• What to produce: Extract every line where the string "content" appears.

• Data provided:
******************************
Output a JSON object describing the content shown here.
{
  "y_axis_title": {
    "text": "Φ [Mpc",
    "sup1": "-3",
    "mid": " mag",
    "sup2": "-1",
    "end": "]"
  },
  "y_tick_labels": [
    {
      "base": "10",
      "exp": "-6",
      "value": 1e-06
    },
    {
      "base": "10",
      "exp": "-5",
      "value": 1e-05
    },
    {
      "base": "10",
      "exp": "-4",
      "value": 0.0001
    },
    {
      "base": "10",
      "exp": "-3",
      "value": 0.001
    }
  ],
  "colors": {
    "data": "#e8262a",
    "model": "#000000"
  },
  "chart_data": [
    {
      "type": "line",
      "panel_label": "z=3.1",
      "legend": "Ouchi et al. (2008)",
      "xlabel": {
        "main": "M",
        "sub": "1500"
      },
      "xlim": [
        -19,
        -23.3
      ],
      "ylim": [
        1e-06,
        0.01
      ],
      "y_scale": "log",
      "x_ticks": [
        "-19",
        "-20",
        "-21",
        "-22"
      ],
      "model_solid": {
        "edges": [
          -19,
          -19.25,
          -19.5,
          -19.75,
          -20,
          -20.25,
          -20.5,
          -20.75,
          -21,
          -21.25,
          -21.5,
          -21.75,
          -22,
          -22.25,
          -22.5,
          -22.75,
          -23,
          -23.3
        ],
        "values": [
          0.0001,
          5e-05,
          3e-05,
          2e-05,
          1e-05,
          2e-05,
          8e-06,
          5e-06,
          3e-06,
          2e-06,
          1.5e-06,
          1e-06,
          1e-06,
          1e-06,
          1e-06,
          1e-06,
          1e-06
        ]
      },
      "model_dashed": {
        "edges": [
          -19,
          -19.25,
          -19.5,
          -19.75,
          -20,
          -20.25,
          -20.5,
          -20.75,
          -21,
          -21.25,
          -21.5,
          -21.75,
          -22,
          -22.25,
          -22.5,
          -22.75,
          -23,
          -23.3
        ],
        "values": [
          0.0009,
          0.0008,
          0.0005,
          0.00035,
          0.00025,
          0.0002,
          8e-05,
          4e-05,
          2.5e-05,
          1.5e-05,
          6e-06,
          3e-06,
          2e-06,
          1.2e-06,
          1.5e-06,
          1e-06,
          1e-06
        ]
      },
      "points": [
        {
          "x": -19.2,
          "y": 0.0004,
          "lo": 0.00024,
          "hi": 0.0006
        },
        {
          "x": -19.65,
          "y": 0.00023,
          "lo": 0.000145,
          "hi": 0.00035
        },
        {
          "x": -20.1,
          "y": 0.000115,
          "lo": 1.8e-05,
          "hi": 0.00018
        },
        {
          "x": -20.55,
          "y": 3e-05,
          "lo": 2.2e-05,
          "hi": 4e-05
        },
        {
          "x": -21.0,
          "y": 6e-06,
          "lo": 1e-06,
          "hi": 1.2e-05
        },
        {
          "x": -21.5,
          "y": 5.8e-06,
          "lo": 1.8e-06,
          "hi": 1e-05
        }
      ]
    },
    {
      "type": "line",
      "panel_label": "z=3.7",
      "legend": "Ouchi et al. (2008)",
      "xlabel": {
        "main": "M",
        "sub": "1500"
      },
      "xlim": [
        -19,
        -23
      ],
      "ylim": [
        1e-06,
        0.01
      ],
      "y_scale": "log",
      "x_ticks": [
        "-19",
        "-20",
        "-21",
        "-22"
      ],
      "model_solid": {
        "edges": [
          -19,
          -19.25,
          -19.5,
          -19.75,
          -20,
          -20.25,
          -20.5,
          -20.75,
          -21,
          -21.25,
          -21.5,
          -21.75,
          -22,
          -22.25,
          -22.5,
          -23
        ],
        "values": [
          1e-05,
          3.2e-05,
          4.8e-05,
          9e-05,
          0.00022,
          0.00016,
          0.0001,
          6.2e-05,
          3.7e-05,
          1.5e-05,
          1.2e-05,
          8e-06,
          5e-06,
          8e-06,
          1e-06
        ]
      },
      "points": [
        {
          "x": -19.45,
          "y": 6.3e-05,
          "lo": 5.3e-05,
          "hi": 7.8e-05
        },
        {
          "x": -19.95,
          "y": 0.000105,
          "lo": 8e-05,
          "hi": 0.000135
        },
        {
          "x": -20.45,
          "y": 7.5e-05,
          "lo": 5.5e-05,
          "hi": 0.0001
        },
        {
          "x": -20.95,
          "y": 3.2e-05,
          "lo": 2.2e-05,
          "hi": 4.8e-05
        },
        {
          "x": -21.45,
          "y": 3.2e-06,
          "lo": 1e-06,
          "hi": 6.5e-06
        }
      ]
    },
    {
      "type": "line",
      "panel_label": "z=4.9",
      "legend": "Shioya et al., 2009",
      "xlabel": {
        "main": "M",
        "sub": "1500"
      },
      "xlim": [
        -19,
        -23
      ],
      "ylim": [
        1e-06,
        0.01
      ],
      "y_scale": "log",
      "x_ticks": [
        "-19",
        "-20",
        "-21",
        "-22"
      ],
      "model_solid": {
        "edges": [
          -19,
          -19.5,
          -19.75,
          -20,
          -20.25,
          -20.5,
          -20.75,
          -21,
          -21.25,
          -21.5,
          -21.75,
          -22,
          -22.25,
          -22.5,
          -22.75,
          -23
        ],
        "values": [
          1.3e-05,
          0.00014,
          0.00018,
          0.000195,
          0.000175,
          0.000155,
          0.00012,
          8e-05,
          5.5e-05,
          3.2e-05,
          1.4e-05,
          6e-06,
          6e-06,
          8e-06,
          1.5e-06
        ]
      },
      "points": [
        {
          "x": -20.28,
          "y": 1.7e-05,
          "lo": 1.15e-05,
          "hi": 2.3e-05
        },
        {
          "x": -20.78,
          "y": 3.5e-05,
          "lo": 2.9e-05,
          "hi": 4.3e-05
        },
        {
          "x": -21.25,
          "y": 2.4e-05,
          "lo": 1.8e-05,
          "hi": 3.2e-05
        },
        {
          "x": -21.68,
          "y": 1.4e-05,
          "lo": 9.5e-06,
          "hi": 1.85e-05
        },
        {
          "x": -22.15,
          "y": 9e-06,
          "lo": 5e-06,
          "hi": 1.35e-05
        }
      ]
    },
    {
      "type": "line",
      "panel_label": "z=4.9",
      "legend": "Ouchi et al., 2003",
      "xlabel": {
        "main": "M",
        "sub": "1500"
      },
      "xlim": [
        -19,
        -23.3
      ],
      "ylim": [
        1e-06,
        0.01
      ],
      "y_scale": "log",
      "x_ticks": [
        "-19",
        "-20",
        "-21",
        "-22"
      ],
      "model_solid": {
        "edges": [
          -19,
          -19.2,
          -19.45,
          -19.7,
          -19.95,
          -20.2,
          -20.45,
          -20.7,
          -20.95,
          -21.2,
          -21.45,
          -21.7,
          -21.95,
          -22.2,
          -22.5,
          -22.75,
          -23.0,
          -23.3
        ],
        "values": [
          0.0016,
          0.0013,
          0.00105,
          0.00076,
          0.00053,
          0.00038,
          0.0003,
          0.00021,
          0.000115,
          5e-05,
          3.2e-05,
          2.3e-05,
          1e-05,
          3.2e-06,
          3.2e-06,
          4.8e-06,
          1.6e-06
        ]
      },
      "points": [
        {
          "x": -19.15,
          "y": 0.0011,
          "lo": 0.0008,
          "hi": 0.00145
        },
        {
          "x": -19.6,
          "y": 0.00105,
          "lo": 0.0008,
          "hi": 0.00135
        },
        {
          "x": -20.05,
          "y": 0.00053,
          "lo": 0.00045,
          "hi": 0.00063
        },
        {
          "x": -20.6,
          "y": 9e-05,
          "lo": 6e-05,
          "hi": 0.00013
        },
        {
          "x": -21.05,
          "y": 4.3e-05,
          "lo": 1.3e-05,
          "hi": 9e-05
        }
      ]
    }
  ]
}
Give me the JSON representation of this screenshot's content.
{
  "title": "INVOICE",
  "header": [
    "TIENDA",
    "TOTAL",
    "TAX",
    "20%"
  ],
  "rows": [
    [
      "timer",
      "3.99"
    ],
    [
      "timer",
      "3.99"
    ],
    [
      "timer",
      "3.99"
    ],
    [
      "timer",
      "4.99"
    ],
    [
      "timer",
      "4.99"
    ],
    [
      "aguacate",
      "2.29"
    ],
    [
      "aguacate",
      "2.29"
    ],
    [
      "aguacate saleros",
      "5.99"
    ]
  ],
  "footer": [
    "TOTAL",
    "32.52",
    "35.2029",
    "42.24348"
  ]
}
******************************
• Full output:
Output a JSON object describing the content shown here.
Give me the JSON representation of this screenshot's content.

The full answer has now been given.